Collection entries →
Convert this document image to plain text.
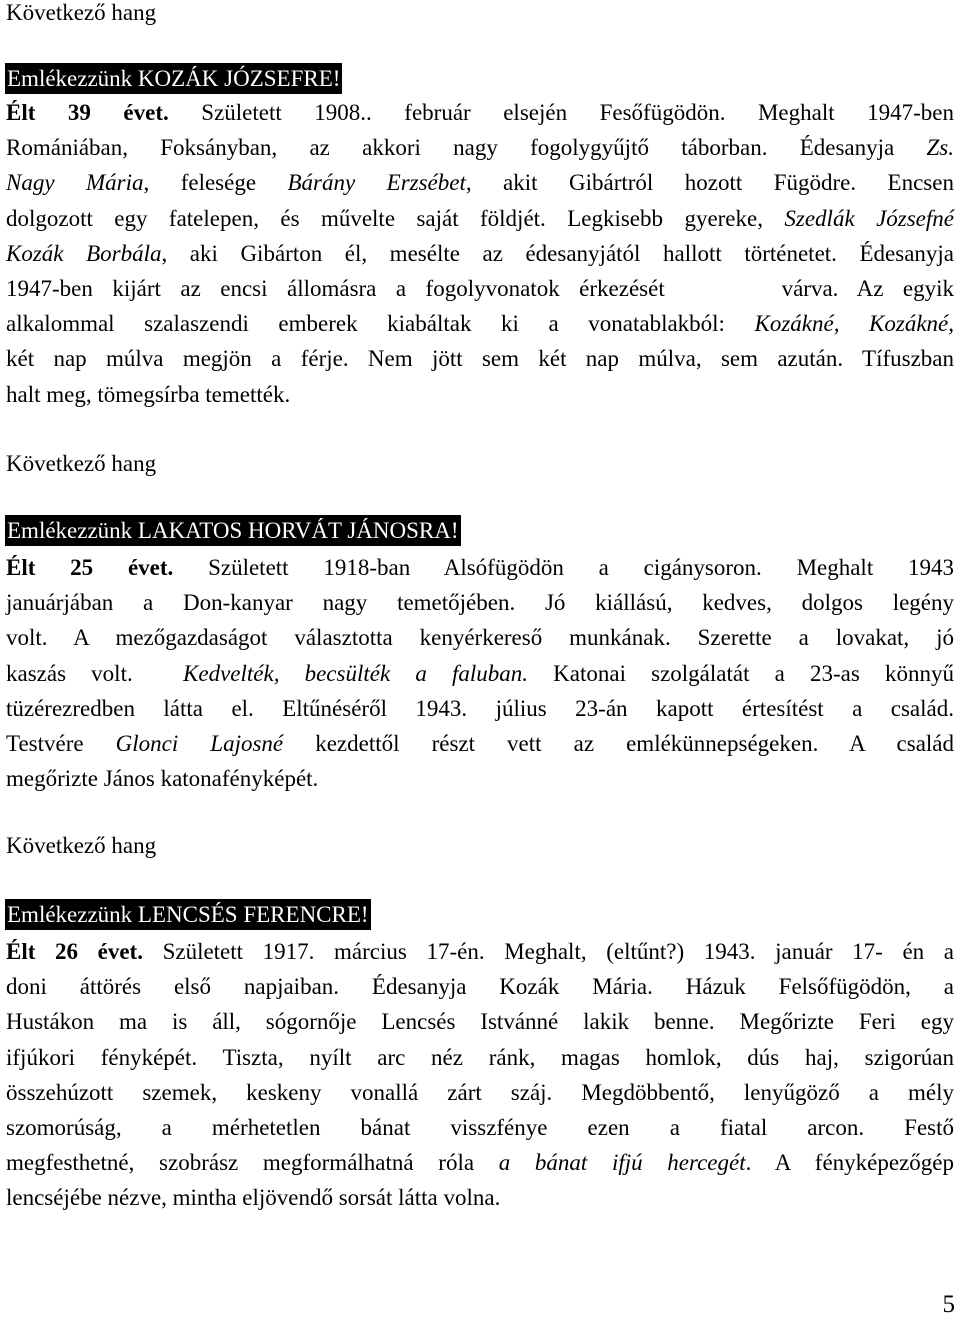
Következő hang
Emlékezzünk KOZÁK JÓZSEFRE!
Élt 39 évet. Született 1908.. február elsején Fesőfügödön. Meghalt 1947-ben
Romániában, Foksányban, az akkori nagy fogolygyűjtő táborban. Édesanyja Zs.
Nagy Mária, felesége Bárány Erzsébet, akit Gibártról hozott Fügödre. Encsen
dolgozott egy fatelepen, és művelte saját földjét. Legkisebb gyereke, Szedlák Józsefné
Kozák Borbála, aki Gibárton él, mesélte az édesanyjától hallott történetet. Édesanyja
1947-ben kijárt az encsi állomásra a fogolyvonatok érkezését      várva. Az egyik
alkalommal szalaszendi emberek kiabáltak ki a vonatablakból: Kozákné, Kozákné,
két nap múlva megjön a férje. Nem jött sem két nap múlva, sem azután. Tífuszban
halt meg, tömegsírba temették.
Következő hang
Emlékezzünk LAKATOS HORVÁT JÁNOSRA!
Élt 25 évet. Született 1918-ban Alsófügödön a cigánysoron. Meghalt 1943
januárjában a Don-kanyar nagy temetőjében. Jó kiállású, kedves, dolgos legény
volt. A mezőgazdaságot választotta kenyérkereső munkának. Szerette a lovakat, jó
kaszás volt.  Kedvelték, becsülték a faluban. Katonai szolgálatát a 23-as könnyű
tüzérezredben látta el. Eltűnéséről 1943. július 23-án kapott értesítést a család.
Testvére Glonci Lajosné kezdettől részt vett az emlékünnepségeken. A család
megőrizte János katonafényképét.
Következő hang
Emlékezzünk LENCSÉS FERENCRE!
Élt 26 évet. Született 1917. március 17-én. Meghalt, (eltűnt?) 1943. január 17- én a
doni áttörés első napjaiban. Édesanyja Kozák Mária. Házuk Felsőfügödön, a
Hustákon ma is áll, sógornője Lencsés Istvánné lakik benne. Megőrizte Feri egy
ifjúkori fényképét. Tiszta, nyílt arc néz ránk, magas homlok, dús haj, szigorúan
összehúzott szemek, keskeny vonallá zárt száj. Megdöbbentő, lenyűgöző a mély
szomorúság, a mérhetetlen bánat visszfénye ezen a fiatal arcon. Festő
megfesthetné, szobrász megformálhatná róla a bánat ifjú hercegét. A fényképezőgép
lencséjébe nézve, mintha eljövendő sorsát látta volna.
5
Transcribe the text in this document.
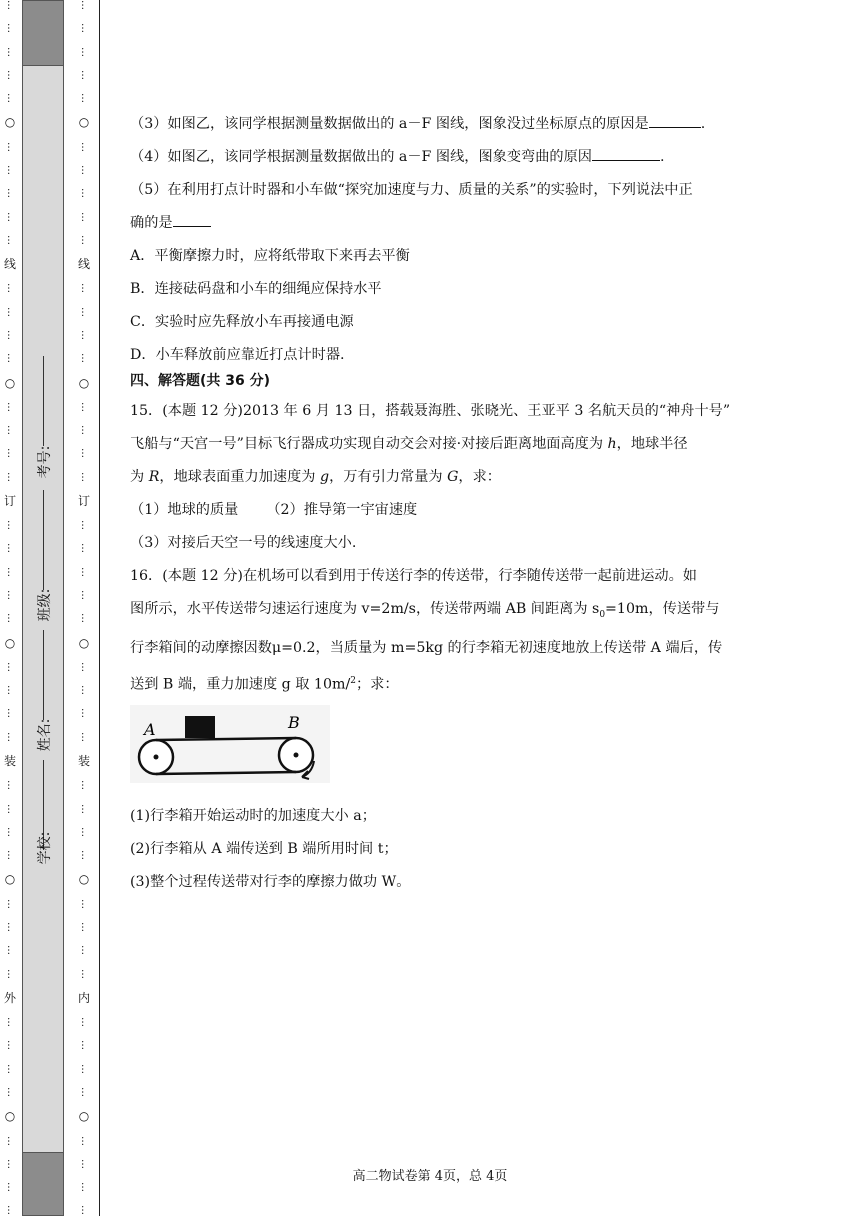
…
…
…
…
…
○
…
…
…
…
…
线
…
…
…
…
○
…
…
…
…
订
…
…
…
…
…
○
…
…
…
…
装
…
…
…
…
○
…
…
…
…
外
…
…
…
…
○
…
…
…
…
考号:
班级:
姓名:
学校:
…
…
…
…
…
○
…
…
…
…
…
线
…
…
…
…
○
…
…
…
…
订
…
…
…
…
…
○
…
…
…
…
装
…
…
…
…
○
…
…
…
…
内
…
…
…
…
○
…
…
…
…

（3）如图乙，该同学根据测量数据做出的 a－F 图线，图象没过坐标原点的原因是	.

（4）如图乙，该同学根据测量数据做出的 a－F 图线，图象变弯曲的原因	.

（5）在利用打点计时器和小车做“探究加速度与力、质量的关系”的实验时，下列说法中正

确的是

A．平衡摩擦力时，应将纸带取下来再去平衡

B．连接砝码盘和小车的细绳应保持水平

C．实验时应先释放小车再接通电源

D．小车释放前应靠近打点计时器.

四、解答题(共 36 分)

15．(本题 12 分)2013 年 6 月 13 日，搭载聂海胜、张晓光、王亚平 3 名航天员的“神舟十号”

飞船与“天宫一号”目标飞行器成功实现自动交会对接·对接后距离地面高度为 h，地球半径

为 R，地球表面重力加速度为 g，万有引力常量为 G，求：

（1）地球的质量 （2）推导第一宇宙速度

（3）对接后天空一号的线速度大小.

16．(本题 12 分)在机场可以看到用于传送行李的传送带，行李随传送带一起前进运动。如

图所示，水平传送带匀速运行速度为 v=2m/s，传送带两端 AB 间距离为 $s_0=10m$，传送带与

行李箱间的动摩擦因数μ=0.2，当质量为 m=5kg 的行李箱无初速度地放上传送带 A 端后，传

送到 B 端，重力加速度 g 取 10m/$^2$；求：

A	B

(1)行李箱开始运动时的加速度大小 a；

(2)行李箱从 A 端传送到 B 端所用时间 t；

(3)整个过程传送带对行李的摩擦力做功 W。

高二物试卷第 4页，总 4页
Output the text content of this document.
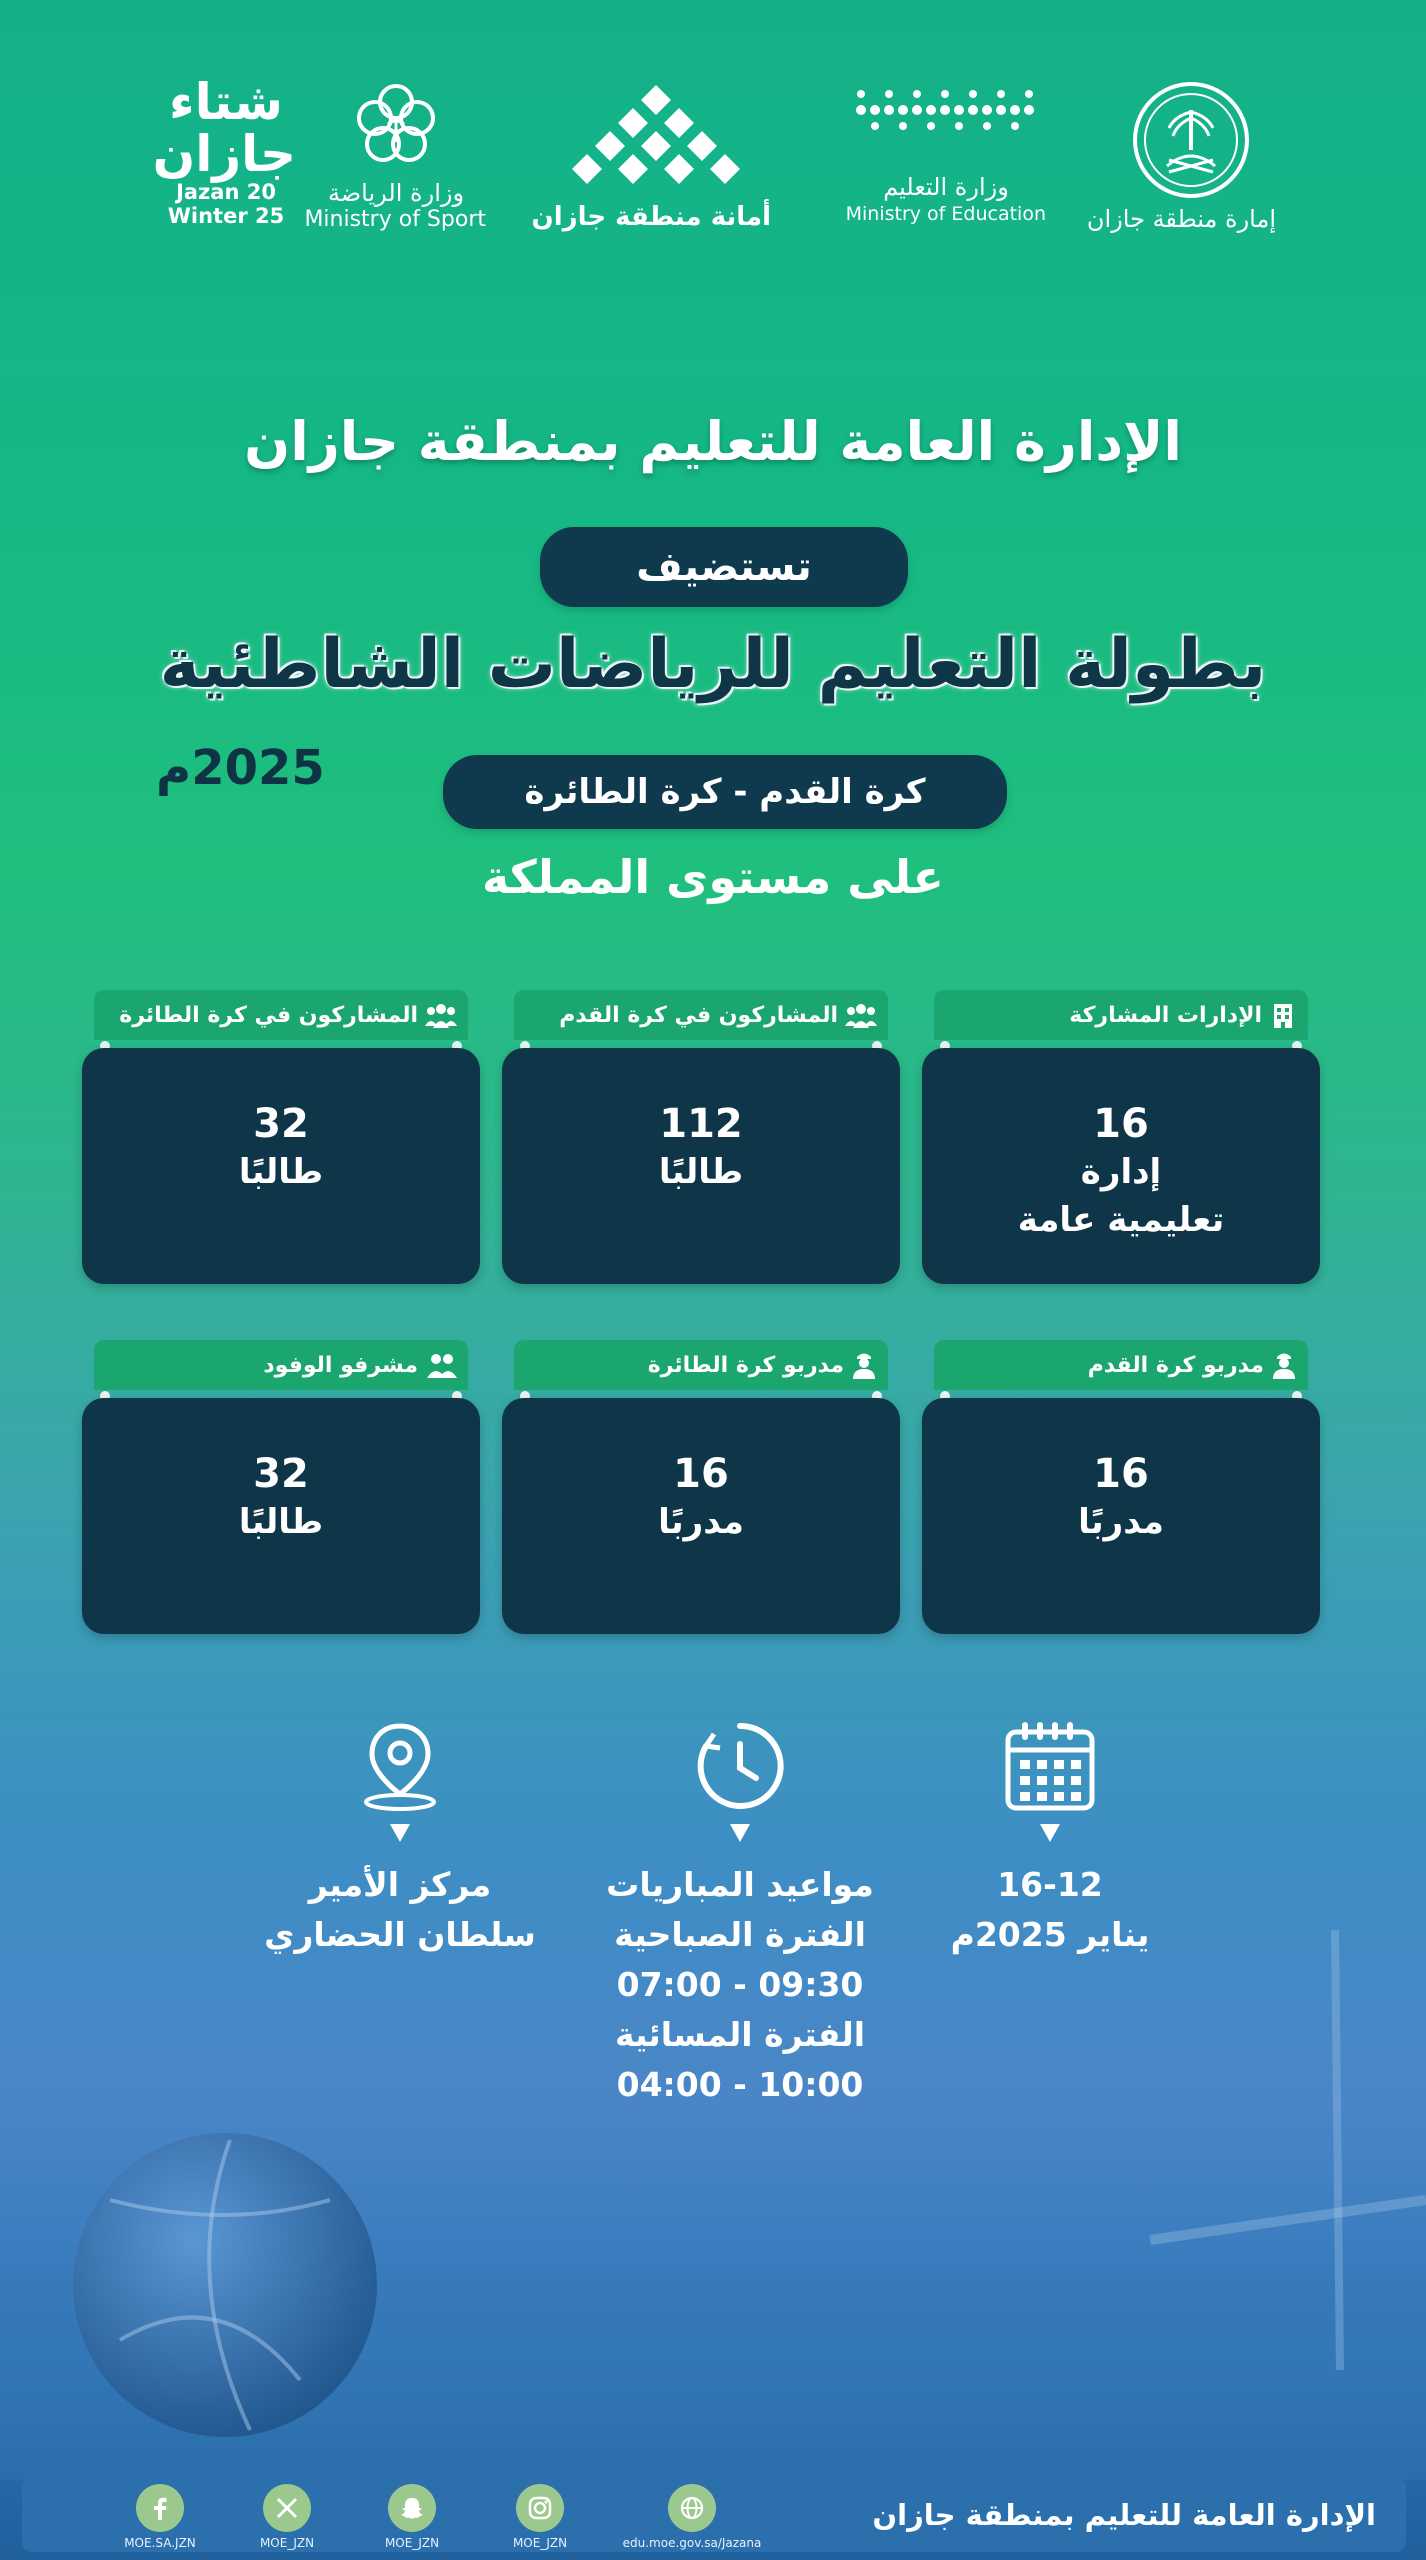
إمارة منطقة جازان
وزارة التعليم
Ministry of Education
أمانة منطقة جازان
وزارة الرياضة
Ministry of Sport
شتاء
جازان
Jazan 20
Winter 25
الإدارة العامة للتعليم بمنطقة جازان
تستضيف
بطولة التعليم للرياضات الشاطئية
2025م	كرة القدم - كرة الطائرة
على مستوى المملكة
الإدارات المشاركة
16
إدارة
تعليمية عامة
المشاركون في كرة القدم
112
طالبًا
المشاركون في كرة الطائرة
32
طالبًا
مدربو كرة القدم
16
مدربًا
مدربو كرة الطائرة
16
مدربًا
مشرفو الوفود
32
طالبًا
16-12
يناير 2025م
مواعيد المباريات
الفترة الصباحية
07:00 - 09:30
الفترة المسائية
04:00 - 10:00
مركز الأمير
سلطان الحضاري
الإدارة العامة للتعليم بمنطقة جازان
MOE.SA.JZN	MOE_JZN	MOE_JZN	MOE_JZN	edu.moe.gov.sa/Jazana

TASK TO COMPLETE → Produce an exact copy of each line of data, skipping embedded images.

THE REPLY →
Convert this document image to plain text.
Következő hang
Emlékezzünk KOZÁK JÓZSEFRE!
Élt 39 évet. Született 1908.. február elsején Fesőfügödön. Meghalt 1947-ben
Romániában, Foksányban, az akkori nagy fogolygyűjtő táborban. Édesanyja Zs.
Nagy Mária, felesége Bárány Erzsébet, akit Gibártról hozott Fügödre. Encsen
dolgozott egy fatelepen, és művelte saját földjét. Legkisebb gyereke, Szedlák Józsefné
Kozák Borbála, aki Gibárton él, mesélte az édesanyjától hallott történetet. Édesanyja
1947-ben kijárt az encsi állomásra a fogolyvonatok érkezését      várva. Az egyik
alkalommal szalaszendi emberek kiabáltak ki a vonatablakból: Kozákné, Kozákné,
két nap múlva megjön a férje. Nem jött sem két nap múlva, sem azután. Tífuszban
halt meg, tömegsírba temették.
Következő hang
Emlékezzünk LAKATOS HORVÁT JÁNOSRA!
Élt 25 évet. Született 1918-ban Alsófügödön a cigánysoron. Meghalt 1943
januárjában a Don-kanyar nagy temetőjében. Jó kiállású, kedves, dolgos legény
volt. A mezőgazdaságot választotta kenyérkereső munkának. Szerette a lovakat, jó
kaszás volt.  Kedvelték, becsülték a faluban. Katonai szolgálatát a 23-as könnyű
tüzérezredben látta el. Eltűnéséről 1943. július 23-án kapott értesítést a család.
Testvére Glonci Lajosné kezdettől részt vett az emlékünnepségeken. A család
megőrizte János katonafényképét.
Következő hang
Emlékezzünk LENCSÉS FERENCRE!
Élt 26 évet. Született 1917. március 17-én. Meghalt, (eltűnt?) 1943. január 17- én a
doni áttörés első napjaiban. Édesanyja Kozák Mária. Házuk Felsőfügödön, a
Hustákon ma is áll, sógornője Lencsés Istvánné lakik benne. Megőrizte Feri egy
ifjúkori fényképét. Tiszta, nyílt arc néz ránk, magas homlok, dús haj, szigorúan
összehúzott szemek, keskeny vonallá zárt száj. Megdöbbentő, lenyűgöző a mély
szomorúság, a mérhetetlen bánat visszfénye ezen a fiatal arcon. Festő
megfesthetné, szobrász megformálhatná róla a bánat ifjú hercegét. A fényképezőgép
lencséjébe nézve, mintha eljövendő sorsát látta volna.
5
Transcribe the text in this document.
…
…
…
…
…
○
…
…
…
…
…
线
…
…
…
…
○
…
…
…
…
订
…
…
…
…
…
○
…
…
…
…
装
…
…
…
…
○
…
…
…
…
外
…
…
…
…
○
…
…
…
…
考号:
班级:
姓名:
学校:
…
…
…
…
…
○
…
…
…
…
…
线
…
…
…
…
○
…
…
…
…
订
…
…
…
…
…
○
…
…
…
…
装
…
…
…
…
○
…
…
…
…
内
…
…
…
…
○
…
…
…
…

（3）如图乙，该同学根据测量数据做出的 a－F 图线，图象没过坐标原点的原因是	.

（4）如图乙，该同学根据测量数据做出的 a－F 图线，图象变弯曲的原因	.

（5）在利用打点计时器和小车做“探究加速度与力、质量的关系”的实验时，下列说法中正

确的是

A．平衡摩擦力时，应将纸带取下来再去平衡

B．连接砝码盘和小车的细绳应保持水平

C．实验时应先释放小车再接通电源

D．小车释放前应靠近打点计时器.

四、解答题(共 36 分)

15．(本题 12 分)2013 年 6 月 13 日，搭载聂海胜、张晓光、王亚平 3 名航天员的“神舟十号”

飞船与“天宫一号”目标飞行器成功实现自动交会对接·对接后距离地面高度为 h，地球半径

为 R，地球表面重力加速度为 g，万有引力常量为 G，求：

（1）地球的质量 （2）推导第一宇宙速度

（3）对接后天空一号的线速度大小.

16．(本题 12 分)在机场可以看到用于传送行李的传送带，行李随传送带一起前进运动。如

图所示，水平传送带匀速运行速度为 v=2m/s，传送带两端 AB 间距离为 $s_0=10m$，传送带与

行李箱间的动摩擦因数μ=0.2，当质量为 m=5kg 的行李箱无初速度地放上传送带 A 端后，传

送到 B 端，重力加速度 g 取 10m/$^2$；求：

A	B

(1)行李箱开始运动时的加速度大小 a；

(2)行李箱从 A 端传送到 B 端所用时间 t；

(3)整个过程传送带对行李的摩擦力做功 W。

高二物试卷第 4页，总 4页
Output the text content of this document.
إمارة منطقة جازان
وزارة التعليم
Ministry of Education
أمانة منطقة جازان
وزارة الرياضة
Ministry of Sport
شتاء
جازان
Jazan 20
Winter 25
الإدارة العامة للتعليم بمنطقة جازان
تستضيف
بطولة التعليم للرياضات الشاطئية
2025م	كرة القدم - كرة الطائرة
على مستوى المملكة
الإدارات المشاركة
16
إدارة
تعليمية عامة
المشاركون في كرة القدم
112
طالبًا
المشاركون في كرة الطائرة
32
طالبًا
مدربو كرة القدم
16
مدربًا
مدربو كرة الطائرة
16
مدربًا
مشرفو الوفود
32
طالبًا
16-12
يناير 2025م
مواعيد المباريات
الفترة الصباحية
07:00 - 09:30
الفترة المسائية
04:00 - 10:00
مركز الأمير
سلطان الحضاري
الإدارة العامة للتعليم بمنطقة جازان
MOE.SA.JZN	MOE_JZN	MOE_JZN	MOE_JZN	edu.moe.gov.sa/Jazana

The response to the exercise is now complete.